Set problem
Locate each line of the material that contains "iPodu", then return it.

(Items from a dataset)
□ □ □

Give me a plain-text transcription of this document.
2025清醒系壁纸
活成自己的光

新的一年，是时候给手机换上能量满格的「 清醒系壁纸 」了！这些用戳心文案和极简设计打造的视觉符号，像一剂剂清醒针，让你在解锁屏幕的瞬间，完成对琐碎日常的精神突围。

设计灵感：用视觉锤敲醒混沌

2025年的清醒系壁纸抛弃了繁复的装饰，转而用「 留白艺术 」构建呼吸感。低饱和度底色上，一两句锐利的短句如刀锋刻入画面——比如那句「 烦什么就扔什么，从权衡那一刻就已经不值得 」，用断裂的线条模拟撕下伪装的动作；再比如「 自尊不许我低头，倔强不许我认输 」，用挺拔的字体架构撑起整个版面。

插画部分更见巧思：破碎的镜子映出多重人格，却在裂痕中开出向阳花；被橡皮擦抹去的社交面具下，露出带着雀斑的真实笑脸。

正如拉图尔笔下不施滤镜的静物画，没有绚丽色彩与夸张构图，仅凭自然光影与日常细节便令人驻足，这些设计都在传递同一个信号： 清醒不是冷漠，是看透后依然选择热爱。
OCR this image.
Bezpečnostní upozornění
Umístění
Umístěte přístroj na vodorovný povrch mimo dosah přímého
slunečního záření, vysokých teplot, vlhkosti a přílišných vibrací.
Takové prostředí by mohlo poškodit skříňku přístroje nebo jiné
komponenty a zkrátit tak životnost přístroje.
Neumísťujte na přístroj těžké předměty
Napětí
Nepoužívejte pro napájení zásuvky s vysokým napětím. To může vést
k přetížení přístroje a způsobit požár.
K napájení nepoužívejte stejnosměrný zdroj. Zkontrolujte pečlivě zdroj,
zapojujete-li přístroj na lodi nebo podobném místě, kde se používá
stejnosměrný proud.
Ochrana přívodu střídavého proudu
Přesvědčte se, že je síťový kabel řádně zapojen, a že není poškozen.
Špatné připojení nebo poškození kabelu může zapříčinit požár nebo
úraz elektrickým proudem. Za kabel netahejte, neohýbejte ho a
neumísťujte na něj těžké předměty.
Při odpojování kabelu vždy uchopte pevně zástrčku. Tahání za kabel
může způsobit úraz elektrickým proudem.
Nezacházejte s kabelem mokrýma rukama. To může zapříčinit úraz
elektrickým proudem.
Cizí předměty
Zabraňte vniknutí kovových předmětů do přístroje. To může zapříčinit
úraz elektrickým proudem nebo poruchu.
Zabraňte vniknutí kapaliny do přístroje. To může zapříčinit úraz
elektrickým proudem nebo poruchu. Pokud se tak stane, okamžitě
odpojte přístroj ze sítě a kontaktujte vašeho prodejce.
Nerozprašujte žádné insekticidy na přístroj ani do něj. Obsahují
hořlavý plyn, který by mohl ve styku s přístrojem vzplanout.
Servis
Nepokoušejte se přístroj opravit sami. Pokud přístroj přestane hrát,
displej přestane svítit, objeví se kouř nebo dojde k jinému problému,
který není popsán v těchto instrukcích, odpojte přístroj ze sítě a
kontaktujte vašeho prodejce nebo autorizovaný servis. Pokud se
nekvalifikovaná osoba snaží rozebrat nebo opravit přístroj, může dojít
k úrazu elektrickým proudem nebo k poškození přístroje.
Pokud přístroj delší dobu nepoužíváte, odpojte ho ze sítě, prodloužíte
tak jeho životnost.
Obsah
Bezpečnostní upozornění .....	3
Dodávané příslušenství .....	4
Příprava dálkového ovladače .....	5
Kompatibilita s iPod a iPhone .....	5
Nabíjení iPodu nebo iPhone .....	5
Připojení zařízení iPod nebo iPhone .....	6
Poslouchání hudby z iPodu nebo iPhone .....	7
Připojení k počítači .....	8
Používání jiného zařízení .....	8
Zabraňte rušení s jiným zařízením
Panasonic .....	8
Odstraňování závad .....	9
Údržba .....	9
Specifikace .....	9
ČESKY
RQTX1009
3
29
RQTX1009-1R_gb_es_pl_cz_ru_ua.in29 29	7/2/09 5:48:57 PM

□ □ □

Solution
Nabíjení iPodu nebo iPhone .....	5
Poslouchání hudby z iPodu nebo iPhone .....	7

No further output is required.